'''

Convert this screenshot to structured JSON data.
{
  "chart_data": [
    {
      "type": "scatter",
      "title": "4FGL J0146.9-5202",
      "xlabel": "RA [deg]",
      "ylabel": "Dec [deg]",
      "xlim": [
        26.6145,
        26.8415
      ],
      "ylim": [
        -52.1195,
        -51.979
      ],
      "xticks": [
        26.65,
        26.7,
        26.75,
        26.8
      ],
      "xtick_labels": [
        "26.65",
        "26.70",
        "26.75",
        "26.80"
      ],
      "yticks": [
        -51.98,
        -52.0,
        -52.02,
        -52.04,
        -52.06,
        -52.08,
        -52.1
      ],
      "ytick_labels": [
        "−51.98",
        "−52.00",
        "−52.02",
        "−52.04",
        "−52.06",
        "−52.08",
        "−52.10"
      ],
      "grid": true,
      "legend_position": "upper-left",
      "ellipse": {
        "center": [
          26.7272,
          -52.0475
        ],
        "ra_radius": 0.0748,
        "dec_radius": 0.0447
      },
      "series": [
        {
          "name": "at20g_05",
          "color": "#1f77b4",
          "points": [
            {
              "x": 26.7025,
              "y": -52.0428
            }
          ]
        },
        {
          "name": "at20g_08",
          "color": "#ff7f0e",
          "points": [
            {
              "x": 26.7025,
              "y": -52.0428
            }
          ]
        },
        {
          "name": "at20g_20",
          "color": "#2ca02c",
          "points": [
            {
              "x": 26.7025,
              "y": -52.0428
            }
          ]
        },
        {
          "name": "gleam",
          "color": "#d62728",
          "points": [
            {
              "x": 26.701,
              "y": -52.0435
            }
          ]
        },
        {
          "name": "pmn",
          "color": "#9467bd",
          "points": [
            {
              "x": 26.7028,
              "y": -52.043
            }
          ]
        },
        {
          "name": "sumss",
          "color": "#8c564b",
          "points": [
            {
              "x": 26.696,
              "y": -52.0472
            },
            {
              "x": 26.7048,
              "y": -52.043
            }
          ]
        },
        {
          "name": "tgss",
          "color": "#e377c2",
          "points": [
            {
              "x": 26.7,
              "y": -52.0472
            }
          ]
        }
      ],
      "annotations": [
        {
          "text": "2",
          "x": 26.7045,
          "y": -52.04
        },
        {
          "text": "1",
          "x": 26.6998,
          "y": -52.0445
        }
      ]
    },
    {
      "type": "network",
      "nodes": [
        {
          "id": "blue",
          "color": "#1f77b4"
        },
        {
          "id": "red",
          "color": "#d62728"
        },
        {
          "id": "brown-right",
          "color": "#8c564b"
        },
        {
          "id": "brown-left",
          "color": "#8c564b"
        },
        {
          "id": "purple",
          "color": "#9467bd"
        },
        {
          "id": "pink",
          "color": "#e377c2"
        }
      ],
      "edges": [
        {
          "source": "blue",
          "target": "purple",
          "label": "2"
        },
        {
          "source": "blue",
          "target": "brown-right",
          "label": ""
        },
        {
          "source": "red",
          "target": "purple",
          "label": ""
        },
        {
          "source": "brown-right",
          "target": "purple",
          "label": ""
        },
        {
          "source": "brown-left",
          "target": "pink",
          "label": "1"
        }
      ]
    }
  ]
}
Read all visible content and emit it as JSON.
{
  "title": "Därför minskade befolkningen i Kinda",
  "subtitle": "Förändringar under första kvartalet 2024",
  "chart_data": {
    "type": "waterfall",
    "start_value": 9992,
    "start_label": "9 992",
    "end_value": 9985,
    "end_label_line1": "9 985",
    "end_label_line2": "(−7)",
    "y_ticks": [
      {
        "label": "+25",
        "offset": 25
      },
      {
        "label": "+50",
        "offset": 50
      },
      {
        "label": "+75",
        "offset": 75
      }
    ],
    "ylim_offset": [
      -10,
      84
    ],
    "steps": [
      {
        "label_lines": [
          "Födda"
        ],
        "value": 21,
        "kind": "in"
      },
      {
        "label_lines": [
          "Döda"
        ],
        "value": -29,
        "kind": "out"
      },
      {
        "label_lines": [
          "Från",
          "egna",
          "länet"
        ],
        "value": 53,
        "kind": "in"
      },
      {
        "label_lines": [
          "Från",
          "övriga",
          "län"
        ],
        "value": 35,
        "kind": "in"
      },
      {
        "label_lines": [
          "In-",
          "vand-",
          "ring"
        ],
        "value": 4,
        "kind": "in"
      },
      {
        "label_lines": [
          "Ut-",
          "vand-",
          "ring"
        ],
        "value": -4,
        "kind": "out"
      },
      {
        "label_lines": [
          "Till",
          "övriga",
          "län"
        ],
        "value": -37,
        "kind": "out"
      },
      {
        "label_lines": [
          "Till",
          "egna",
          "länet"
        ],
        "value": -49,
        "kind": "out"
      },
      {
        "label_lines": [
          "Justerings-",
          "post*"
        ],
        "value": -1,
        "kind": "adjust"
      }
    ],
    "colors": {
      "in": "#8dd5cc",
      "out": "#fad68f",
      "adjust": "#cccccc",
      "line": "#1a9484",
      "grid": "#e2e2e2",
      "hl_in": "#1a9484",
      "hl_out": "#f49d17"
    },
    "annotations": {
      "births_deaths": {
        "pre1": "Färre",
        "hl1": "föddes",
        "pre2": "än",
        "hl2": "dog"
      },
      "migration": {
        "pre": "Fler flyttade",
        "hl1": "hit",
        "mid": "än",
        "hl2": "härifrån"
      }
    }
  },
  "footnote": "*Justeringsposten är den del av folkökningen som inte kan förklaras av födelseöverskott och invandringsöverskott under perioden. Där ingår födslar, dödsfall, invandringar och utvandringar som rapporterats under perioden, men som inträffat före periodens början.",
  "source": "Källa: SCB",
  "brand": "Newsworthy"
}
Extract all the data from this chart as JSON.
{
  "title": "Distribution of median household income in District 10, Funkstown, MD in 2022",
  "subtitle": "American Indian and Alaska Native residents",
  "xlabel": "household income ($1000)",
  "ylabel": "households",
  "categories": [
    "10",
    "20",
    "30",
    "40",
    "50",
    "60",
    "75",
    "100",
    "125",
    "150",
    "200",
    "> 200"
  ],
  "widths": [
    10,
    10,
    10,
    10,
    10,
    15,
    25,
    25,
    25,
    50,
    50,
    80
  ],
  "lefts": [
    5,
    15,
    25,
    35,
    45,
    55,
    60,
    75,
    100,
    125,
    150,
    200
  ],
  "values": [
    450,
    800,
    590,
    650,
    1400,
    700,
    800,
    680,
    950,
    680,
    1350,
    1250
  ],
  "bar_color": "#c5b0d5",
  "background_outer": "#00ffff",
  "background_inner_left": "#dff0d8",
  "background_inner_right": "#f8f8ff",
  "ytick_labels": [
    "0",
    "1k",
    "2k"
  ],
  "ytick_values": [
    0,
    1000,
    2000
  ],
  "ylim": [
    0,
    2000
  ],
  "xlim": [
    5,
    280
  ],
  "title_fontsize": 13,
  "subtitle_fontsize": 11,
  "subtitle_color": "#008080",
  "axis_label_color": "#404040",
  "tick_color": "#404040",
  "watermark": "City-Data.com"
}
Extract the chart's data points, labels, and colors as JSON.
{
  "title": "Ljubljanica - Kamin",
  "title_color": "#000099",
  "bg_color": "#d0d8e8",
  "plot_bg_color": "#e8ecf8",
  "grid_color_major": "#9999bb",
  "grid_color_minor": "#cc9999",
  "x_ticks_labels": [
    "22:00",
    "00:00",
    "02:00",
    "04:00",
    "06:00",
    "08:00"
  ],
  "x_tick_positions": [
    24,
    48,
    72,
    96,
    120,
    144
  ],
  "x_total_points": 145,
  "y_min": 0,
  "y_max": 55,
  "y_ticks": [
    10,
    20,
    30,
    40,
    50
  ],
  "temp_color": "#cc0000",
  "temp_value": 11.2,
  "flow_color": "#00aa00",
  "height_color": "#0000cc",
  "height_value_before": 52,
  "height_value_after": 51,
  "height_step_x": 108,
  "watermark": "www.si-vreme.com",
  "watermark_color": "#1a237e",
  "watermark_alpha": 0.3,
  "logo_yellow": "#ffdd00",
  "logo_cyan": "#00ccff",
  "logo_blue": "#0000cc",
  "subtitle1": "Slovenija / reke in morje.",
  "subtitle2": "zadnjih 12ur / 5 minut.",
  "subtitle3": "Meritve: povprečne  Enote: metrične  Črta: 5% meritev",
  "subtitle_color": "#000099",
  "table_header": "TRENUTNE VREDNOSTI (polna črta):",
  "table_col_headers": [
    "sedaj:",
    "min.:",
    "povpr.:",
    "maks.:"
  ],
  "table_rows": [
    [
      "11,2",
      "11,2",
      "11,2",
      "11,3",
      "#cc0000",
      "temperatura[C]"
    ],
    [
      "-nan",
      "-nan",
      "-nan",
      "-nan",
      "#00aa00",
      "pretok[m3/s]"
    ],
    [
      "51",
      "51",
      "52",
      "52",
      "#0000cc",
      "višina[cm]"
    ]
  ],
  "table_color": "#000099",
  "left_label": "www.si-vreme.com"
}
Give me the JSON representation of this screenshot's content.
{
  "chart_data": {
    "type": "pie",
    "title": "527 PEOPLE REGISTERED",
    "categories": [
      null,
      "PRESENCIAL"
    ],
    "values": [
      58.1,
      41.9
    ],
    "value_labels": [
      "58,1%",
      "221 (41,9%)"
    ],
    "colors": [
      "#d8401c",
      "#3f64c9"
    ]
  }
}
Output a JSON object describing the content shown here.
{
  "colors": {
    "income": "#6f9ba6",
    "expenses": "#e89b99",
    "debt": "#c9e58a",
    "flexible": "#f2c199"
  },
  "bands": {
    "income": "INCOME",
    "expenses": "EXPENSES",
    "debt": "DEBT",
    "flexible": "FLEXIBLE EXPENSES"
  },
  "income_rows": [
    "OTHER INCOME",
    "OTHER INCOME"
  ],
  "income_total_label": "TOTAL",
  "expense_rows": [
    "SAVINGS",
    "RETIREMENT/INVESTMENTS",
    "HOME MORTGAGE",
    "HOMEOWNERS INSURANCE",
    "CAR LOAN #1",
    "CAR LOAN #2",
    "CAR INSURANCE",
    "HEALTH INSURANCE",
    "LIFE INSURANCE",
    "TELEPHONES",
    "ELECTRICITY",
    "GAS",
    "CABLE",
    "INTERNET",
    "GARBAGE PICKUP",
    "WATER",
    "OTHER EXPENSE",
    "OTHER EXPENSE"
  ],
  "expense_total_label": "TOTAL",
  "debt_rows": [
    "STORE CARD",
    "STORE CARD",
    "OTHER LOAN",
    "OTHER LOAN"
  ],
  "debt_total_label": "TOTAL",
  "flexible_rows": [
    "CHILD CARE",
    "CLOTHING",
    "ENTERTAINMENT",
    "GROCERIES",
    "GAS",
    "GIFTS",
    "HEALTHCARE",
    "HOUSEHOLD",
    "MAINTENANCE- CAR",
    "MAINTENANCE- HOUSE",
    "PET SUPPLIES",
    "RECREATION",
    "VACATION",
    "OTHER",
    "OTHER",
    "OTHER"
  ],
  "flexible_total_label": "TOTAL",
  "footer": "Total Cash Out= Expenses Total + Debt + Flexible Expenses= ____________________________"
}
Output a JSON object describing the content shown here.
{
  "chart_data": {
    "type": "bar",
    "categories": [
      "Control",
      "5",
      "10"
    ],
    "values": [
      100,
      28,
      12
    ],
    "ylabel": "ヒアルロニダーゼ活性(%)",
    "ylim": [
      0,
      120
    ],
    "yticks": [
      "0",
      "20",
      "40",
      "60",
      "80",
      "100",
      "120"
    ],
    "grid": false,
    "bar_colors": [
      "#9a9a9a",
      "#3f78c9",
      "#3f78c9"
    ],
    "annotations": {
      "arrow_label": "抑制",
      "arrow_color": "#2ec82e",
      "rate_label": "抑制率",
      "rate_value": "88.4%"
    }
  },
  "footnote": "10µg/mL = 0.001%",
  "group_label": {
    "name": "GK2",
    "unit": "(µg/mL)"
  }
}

'''

Pull every line containing "ylabel" out of the records.

      "ylabel": "Dec [deg]",
  "ylabel": "households",
    "ylabel": "ヒアルロニダーゼ活性(%)",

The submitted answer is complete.